[Data entries]
============

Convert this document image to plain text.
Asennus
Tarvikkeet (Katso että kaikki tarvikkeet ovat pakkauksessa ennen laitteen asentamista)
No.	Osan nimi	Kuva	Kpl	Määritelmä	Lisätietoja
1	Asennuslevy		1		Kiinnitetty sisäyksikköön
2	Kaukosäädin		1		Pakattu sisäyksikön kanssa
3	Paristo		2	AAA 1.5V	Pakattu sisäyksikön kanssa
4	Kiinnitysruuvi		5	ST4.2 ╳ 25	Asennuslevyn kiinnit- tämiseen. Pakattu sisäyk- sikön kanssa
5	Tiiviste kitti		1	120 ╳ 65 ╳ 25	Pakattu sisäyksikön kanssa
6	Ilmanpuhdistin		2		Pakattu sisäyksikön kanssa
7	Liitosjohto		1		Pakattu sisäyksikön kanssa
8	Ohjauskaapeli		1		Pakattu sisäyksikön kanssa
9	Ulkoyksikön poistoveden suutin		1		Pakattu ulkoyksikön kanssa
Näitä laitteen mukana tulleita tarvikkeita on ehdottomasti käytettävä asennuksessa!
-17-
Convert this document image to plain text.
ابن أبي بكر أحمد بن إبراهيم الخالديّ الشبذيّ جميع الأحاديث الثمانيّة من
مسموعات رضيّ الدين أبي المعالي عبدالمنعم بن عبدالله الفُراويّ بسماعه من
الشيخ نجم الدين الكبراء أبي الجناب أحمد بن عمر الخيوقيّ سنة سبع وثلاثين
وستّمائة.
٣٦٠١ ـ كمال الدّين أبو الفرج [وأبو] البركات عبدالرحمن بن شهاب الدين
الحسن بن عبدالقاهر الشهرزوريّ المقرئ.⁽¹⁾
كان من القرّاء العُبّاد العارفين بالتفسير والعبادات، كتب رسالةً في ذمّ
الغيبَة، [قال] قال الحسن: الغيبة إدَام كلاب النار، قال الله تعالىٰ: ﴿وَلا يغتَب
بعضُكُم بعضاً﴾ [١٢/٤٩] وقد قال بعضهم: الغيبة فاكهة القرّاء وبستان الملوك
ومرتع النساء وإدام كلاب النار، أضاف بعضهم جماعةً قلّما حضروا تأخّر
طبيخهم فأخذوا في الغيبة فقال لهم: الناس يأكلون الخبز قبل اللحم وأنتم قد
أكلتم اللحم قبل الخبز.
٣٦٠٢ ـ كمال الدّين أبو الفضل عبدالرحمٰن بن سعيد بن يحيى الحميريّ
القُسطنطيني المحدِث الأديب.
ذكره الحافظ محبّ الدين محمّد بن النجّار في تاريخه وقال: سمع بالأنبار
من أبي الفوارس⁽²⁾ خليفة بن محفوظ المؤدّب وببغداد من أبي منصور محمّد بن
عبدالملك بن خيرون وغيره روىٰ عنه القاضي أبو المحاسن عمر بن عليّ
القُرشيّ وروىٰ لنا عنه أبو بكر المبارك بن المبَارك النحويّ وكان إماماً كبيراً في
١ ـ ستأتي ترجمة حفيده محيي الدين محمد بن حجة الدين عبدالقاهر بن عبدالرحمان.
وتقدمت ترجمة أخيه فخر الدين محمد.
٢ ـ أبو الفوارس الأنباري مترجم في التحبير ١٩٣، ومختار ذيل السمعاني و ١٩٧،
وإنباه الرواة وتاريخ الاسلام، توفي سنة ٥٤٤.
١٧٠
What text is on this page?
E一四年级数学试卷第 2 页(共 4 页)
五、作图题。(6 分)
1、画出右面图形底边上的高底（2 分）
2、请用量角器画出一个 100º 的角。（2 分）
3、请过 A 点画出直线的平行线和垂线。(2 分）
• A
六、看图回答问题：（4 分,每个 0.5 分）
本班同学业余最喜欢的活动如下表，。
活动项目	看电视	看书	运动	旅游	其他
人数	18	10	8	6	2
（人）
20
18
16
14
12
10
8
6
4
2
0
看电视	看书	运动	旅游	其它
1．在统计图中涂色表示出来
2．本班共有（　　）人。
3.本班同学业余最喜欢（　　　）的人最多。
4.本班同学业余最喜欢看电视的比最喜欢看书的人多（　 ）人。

============

* Exercise aim *
Return every record, word for word.

* Written response *
Convert this document image to plain text.
Asennus
Tarvikkeet (Katso että kaikki tarvikkeet ovat pakkauksessa ennen laitteen asentamista)
No.	Osan nimi	Kuva	Kpl	Määritelmä	Lisätietoja
1	Asennuslevy		1		Kiinnitetty sisäyksikköön
2	Kaukosäädin		1		Pakattu sisäyksikön kanssa
3	Paristo		2	AAA 1.5V	Pakattu sisäyksikön kanssa
4	Kiinnitysruuvi		5	ST4.2 ╳ 25	Asennuslevyn kiinnit- tämiseen. Pakattu sisäyk- sikön kanssa
5	Tiiviste kitti		1	120 ╳ 65 ╳ 25	Pakattu sisäyksikön kanssa
6	Ilmanpuhdistin		2		Pakattu sisäyksikön kanssa
7	Liitosjohto		1		Pakattu sisäyksikön kanssa
8	Ohjauskaapeli		1		Pakattu sisäyksikön kanssa
9	Ulkoyksikön poistoveden suutin		1		Pakattu ulkoyksikön kanssa
Näitä laitteen mukana tulleita tarvikkeita on ehdottomasti käytettävä asennuksessa!
-17-
Convert this document image to plain text.
ابن أبي بكر أحمد بن إبراهيم الخالديّ الشبذيّ جميع الأحاديث الثمانيّة من
مسموعات رضيّ الدين أبي المعالي عبدالمنعم بن عبدالله الفُراويّ بسماعه من
الشيخ نجم الدين الكبراء أبي الجناب أحمد بن عمر الخيوقيّ سنة سبع وثلاثين
وستّمائة.
٣٦٠١ ـ كمال الدّين أبو الفرج [وأبو] البركات عبدالرحمن بن شهاب الدين
الحسن بن عبدالقاهر الشهرزوريّ المقرئ.⁽¹⁾
كان من القرّاء العُبّاد العارفين بالتفسير والعبادات، كتب رسالةً في ذمّ
الغيبَة، [قال] قال الحسن: الغيبة إدَام كلاب النار، قال الله تعالىٰ: ﴿وَلا يغتَب
بعضُكُم بعضاً﴾ [١٢/٤٩] وقد قال بعضهم: الغيبة فاكهة القرّاء وبستان الملوك
ومرتع النساء وإدام كلاب النار، أضاف بعضهم جماعةً قلّما حضروا تأخّر
طبيخهم فأخذوا في الغيبة فقال لهم: الناس يأكلون الخبز قبل اللحم وأنتم قد
أكلتم اللحم قبل الخبز.
٣٦٠٢ ـ كمال الدّين أبو الفضل عبدالرحمٰن بن سعيد بن يحيى الحميريّ
القُسطنطيني المحدِث الأديب.
ذكره الحافظ محبّ الدين محمّد بن النجّار في تاريخه وقال: سمع بالأنبار
من أبي الفوارس⁽²⁾ خليفة بن محفوظ المؤدّب وببغداد من أبي منصور محمّد بن
عبدالملك بن خيرون وغيره روىٰ عنه القاضي أبو المحاسن عمر بن عليّ
القُرشيّ وروىٰ لنا عنه أبو بكر المبارك بن المبَارك النحويّ وكان إماماً كبيراً في
١ ـ ستأتي ترجمة حفيده محيي الدين محمد بن حجة الدين عبدالقاهر بن عبدالرحمان.
وتقدمت ترجمة أخيه فخر الدين محمد.
٢ ـ أبو الفوارس الأنباري مترجم في التحبير ١٩٣، ومختار ذيل السمعاني و ١٩٧،
وإنباه الرواة وتاريخ الاسلام، توفي سنة ٥٤٤.
١٧٠
What text is on this page?
E一四年级数学试卷第 2 页(共 4 页)
五、作图题。(6 分)
1、画出右面图形底边上的高底（2 分）
2、请用量角器画出一个 100º 的角。（2 分）
3、请过 A 点画出直线的平行线和垂线。(2 分）
• A
六、看图回答问题：（4 分,每个 0.5 分）
本班同学业余最喜欢的活动如下表，。
活动项目	看电视	看书	运动	旅游	其他
人数	18	10	8	6	2
（人）
20
18
16
14
12
10
8
6
4
2
0
看电视	看书	运动	旅游	其它
1．在统计图中涂色表示出来
2．本班共有（　　）人。
3.本班同学业余最喜欢（　　　）的人最多。
4.本班同学业余最喜欢看电视的比最喜欢看书的人多（　 ）人。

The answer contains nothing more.